* [Extracted text]:
---*---

When They See Us by Ava Duvernay: This movie depicts the true story of five African American teenagers falsely accused of a brutal attack in Central Park. Available on Netflix.

White Like Me: Race, Racism, and White Privilege in America by Tim Wise: This movie shows how white privilege has perpetuated racial inequality and race-driven political resentments in ways most white people simply aren’t aware of. Featuring Tim Wise, Michelle Alexander, Charles Ogletree, Imani Perry, Martin Gilens, John H. Bracey, Jr. and Nilanjana Dasgupta. Available for rent through Vimeo, with streaming options.

United Shades of America by W. Kamau Bell: United Shades of America follows comedian and political provocateur W. Kamau Bell as he explores communities across America to understand the unique challenges they face. Available on CNN.

Visible: Out of Television by Ryan White: A documentary miniseries about the representation of LGBTQ+ people in television, both on-screen and behind the camera. Available on Apple.


#APeoplesJourney: Monthly stories from the National Museum of African American History and Culture (NMAAHC). Available on Youtube.

From #BlackLivesMatter to Black Liberation: In this Keynote lecture, Keeanga Yamahtta-Taylor examines the politics of social liberation movements. Author of #BlackLivesMatter to Black Liberation, Taylor offers an examination of the history and politics of Black America and the development of the social movement Black Lives Matter in response to police violence in the United States. Available on YouTube.

---*---

* [Stored data]:
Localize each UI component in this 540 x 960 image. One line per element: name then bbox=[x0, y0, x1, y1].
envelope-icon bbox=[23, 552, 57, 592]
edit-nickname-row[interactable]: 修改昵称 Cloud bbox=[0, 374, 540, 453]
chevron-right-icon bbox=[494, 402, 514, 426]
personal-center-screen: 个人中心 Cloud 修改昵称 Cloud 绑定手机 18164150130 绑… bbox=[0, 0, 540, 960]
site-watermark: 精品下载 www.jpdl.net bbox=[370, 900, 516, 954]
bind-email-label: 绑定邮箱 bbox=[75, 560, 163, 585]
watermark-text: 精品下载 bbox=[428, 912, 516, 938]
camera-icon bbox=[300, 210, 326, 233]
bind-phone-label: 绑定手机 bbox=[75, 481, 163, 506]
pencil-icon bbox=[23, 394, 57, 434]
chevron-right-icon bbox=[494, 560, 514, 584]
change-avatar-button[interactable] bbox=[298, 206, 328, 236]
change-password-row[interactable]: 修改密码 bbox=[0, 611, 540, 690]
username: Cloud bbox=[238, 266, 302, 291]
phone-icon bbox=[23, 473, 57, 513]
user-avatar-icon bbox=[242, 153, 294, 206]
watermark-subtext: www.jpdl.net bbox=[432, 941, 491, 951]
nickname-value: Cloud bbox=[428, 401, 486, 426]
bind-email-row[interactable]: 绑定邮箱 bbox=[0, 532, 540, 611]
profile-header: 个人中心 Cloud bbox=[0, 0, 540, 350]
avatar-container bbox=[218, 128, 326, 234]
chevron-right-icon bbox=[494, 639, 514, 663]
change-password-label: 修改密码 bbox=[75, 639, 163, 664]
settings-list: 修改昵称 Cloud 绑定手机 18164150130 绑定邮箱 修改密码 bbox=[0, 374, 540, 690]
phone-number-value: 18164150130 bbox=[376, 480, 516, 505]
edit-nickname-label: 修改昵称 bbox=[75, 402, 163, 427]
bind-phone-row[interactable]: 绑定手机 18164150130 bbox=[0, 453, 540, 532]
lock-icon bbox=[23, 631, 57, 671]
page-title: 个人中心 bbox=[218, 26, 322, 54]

---*---

* [Exercise set]:
A – In the viewing list, transcribe the passage from "When They See" to "Available on Netflix.".
B – According to the viewing list, whom does United Shades of America follow?
C – Decide whether each statement agrees with the viewing list, and answer yes or no with the deciding words quoted from it. (i) When They See Us is available on Netflix. (ii) #APeoplesJourney offers weekly stories. (iii) White Like Me can be rented through Vimeo.

* [Answers]:
A –
When They See Us by Ava Duvernay: This movie depicts the true story of five African American teenagers falsely accused of a brutal attack in Central Park. Available on Netflix.

B – Comedian and political provocateur W. Kamau Bell.

C –
(i) Yes: "Available on Netflix."
(ii) No: "Monthly stories from the National Museum of African American History and Culture (NMAAHC)."
(iii) Yes: "Available for rent through Vimeo, with streaming options."